↓↓↓

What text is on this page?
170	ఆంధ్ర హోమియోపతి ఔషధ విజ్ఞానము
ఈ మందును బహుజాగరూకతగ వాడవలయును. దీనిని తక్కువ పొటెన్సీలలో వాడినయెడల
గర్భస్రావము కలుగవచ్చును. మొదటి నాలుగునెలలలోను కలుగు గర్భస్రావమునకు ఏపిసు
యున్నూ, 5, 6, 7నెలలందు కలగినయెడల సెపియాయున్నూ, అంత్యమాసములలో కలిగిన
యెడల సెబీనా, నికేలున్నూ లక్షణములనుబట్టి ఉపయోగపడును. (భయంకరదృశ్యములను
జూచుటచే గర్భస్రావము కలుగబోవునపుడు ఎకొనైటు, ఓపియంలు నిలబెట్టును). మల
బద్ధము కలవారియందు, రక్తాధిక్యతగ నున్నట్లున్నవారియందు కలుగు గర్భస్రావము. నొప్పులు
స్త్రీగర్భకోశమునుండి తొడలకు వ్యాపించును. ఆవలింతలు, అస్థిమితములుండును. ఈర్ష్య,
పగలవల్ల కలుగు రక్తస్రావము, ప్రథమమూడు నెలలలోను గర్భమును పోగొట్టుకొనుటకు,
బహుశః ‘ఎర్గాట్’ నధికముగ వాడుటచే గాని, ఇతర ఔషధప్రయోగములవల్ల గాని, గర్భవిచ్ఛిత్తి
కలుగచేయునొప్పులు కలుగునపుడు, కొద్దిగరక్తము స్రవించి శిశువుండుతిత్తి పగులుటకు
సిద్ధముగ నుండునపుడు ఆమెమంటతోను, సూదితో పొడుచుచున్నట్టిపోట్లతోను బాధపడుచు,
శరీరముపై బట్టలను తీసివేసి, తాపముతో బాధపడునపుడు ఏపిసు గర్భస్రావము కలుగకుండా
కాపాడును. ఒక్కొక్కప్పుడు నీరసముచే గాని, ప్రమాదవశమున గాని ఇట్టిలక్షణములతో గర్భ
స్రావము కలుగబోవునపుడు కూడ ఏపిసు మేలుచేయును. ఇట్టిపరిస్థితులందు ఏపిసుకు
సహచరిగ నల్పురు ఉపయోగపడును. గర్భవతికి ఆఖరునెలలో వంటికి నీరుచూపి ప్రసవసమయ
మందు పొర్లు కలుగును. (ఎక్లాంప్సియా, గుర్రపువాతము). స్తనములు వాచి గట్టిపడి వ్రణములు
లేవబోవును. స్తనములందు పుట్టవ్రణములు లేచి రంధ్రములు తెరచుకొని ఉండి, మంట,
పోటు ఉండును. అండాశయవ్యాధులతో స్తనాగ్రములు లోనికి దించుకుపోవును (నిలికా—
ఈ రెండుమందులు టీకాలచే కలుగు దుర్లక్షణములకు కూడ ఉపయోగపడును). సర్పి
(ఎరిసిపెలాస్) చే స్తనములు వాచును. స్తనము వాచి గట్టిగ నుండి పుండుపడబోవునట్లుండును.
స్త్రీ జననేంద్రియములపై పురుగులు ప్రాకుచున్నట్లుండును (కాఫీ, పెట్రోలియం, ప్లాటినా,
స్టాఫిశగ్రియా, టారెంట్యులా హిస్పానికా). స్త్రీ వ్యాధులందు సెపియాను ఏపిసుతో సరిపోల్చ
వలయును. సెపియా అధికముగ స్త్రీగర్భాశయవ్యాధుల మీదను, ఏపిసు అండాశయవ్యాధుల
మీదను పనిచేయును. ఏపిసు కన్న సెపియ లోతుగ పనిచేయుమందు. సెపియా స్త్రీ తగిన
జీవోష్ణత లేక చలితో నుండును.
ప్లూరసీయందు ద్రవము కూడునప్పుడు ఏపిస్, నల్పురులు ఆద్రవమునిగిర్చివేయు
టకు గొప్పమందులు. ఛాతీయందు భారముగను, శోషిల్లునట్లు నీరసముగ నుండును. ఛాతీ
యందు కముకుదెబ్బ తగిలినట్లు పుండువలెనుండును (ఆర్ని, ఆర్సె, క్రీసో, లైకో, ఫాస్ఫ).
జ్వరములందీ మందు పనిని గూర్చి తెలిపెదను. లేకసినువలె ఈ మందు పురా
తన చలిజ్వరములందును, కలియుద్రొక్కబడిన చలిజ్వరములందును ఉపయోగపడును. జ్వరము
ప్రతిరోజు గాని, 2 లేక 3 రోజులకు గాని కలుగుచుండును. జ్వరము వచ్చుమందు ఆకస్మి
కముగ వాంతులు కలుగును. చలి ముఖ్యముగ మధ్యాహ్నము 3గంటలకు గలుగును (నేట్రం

↑↑↑

— The exercise —
Return the material in full, exactly as shown.

— Task result —
What text is on this page?
170	ఆంధ్ర హోమియోపతి ఔషధ విజ్ఞానము
ఈ మందును బహుజాగరూకతగ వాడవలయును. దీనిని తక్కువ పొటెన్సీలలో వాడినయెడల
గర్భస్రావము కలుగవచ్చును. మొదటి నాలుగునెలలలోను కలుగు గర్భస్రావమునకు ఏపిసు
యున్నూ, 5, 6, 7నెలలందు కలగినయెడల సెపియాయున్నూ, అంత్యమాసములలో కలిగిన
యెడల సెబీనా, నికేలున్నూ లక్షణములనుబట్టి ఉపయోగపడును. (భయంకరదృశ్యములను
జూచుటచే గర్భస్రావము కలుగబోవునపుడు ఎకొనైటు, ఓపియంలు నిలబెట్టును). మల
బద్ధము కలవారియందు, రక్తాధిక్యతగ నున్నట్లున్నవారియందు కలుగు గర్భస్రావము. నొప్పులు
స్త్రీగర్భకోశమునుండి తొడలకు వ్యాపించును. ఆవలింతలు, అస్థిమితములుండును. ఈర్ష్య,
పగలవల్ల కలుగు రక్తస్రావము, ప్రథమమూడు నెలలలోను గర్భమును పోగొట్టుకొనుటకు,
బహుశః ‘ఎర్గాట్’ నధికముగ వాడుటచే గాని, ఇతర ఔషధప్రయోగములవల్ల గాని, గర్భవిచ్ఛిత్తి
కలుగచేయునొప్పులు కలుగునపుడు, కొద్దిగరక్తము స్రవించి శిశువుండుతిత్తి పగులుటకు
సిద్ధముగ నుండునపుడు ఆమెమంటతోను, సూదితో పొడుచుచున్నట్టిపోట్లతోను బాధపడుచు,
శరీరముపై బట్టలను తీసివేసి, తాపముతో బాధపడునపుడు ఏపిసు గర్భస్రావము కలుగకుండా
కాపాడును. ఒక్కొక్కప్పుడు నీరసముచే గాని, ప్రమాదవశమున గాని ఇట్టిలక్షణములతో గర్భ
స్రావము కలుగబోవునపుడు కూడ ఏపిసు మేలుచేయును. ఇట్టిపరిస్థితులందు ఏపిసుకు
సహచరిగ నల్పురు ఉపయోగపడును. గర్భవతికి ఆఖరునెలలో వంటికి నీరుచూపి ప్రసవసమయ
మందు పొర్లు కలుగును. (ఎక్లాంప్సియా, గుర్రపువాతము). స్తనములు వాచి గట్టిపడి వ్రణములు
లేవబోవును. స్తనములందు పుట్టవ్రణములు లేచి రంధ్రములు తెరచుకొని ఉండి, మంట,
పోటు ఉండును. అండాశయవ్యాధులతో స్తనాగ్రములు లోనికి దించుకుపోవును (నిలికా—
ఈ రెండుమందులు టీకాలచే కలుగు దుర్లక్షణములకు కూడ ఉపయోగపడును). సర్పి
(ఎరిసిపెలాస్) చే స్తనములు వాచును. స్తనము వాచి గట్టిగ నుండి పుండుపడబోవునట్లుండును.
స్త్రీ జననేంద్రియములపై పురుగులు ప్రాకుచున్నట్లుండును (కాఫీ, పెట్రోలియం, ప్లాటినా,
స్టాఫిశగ్రియా, టారెంట్యులా హిస్పానికా). స్త్రీ వ్యాధులందు సెపియాను ఏపిసుతో సరిపోల్చ
వలయును. సెపియా అధికముగ స్త్రీగర్భాశయవ్యాధుల మీదను, ఏపిసు అండాశయవ్యాధుల
మీదను పనిచేయును. ఏపిసు కన్న సెపియ లోతుగ పనిచేయుమందు. సెపియా స్త్రీ తగిన
జీవోష్ణత లేక చలితో నుండును.
ప్లూరసీయందు ద్రవము కూడునప్పుడు ఏపిస్, నల్పురులు ఆద్రవమునిగిర్చివేయు
టకు గొప్పమందులు. ఛాతీయందు భారముగను, శోషిల్లునట్లు నీరసముగ నుండును. ఛాతీ
యందు కముకుదెబ్బ తగిలినట్లు పుండువలెనుండును (ఆర్ని, ఆర్సె, క్రీసో, లైకో, ఫాస్ఫ).
జ్వరములందీ మందు పనిని గూర్చి తెలిపెదను. లేకసినువలె ఈ మందు పురా
తన చలిజ్వరములందును, కలియుద్రొక్కబడిన చలిజ్వరములందును ఉపయోగపడును. జ్వరము
ప్రతిరోజు గాని, 2 లేక 3 రోజులకు గాని కలుగుచుండును. జ్వరము వచ్చుమందు ఆకస్మి
కముగ వాంతులు కలుగును. చలి ముఖ్యముగ మధ్యాహ్నము 3గంటలకు గలుగును (నేట్రం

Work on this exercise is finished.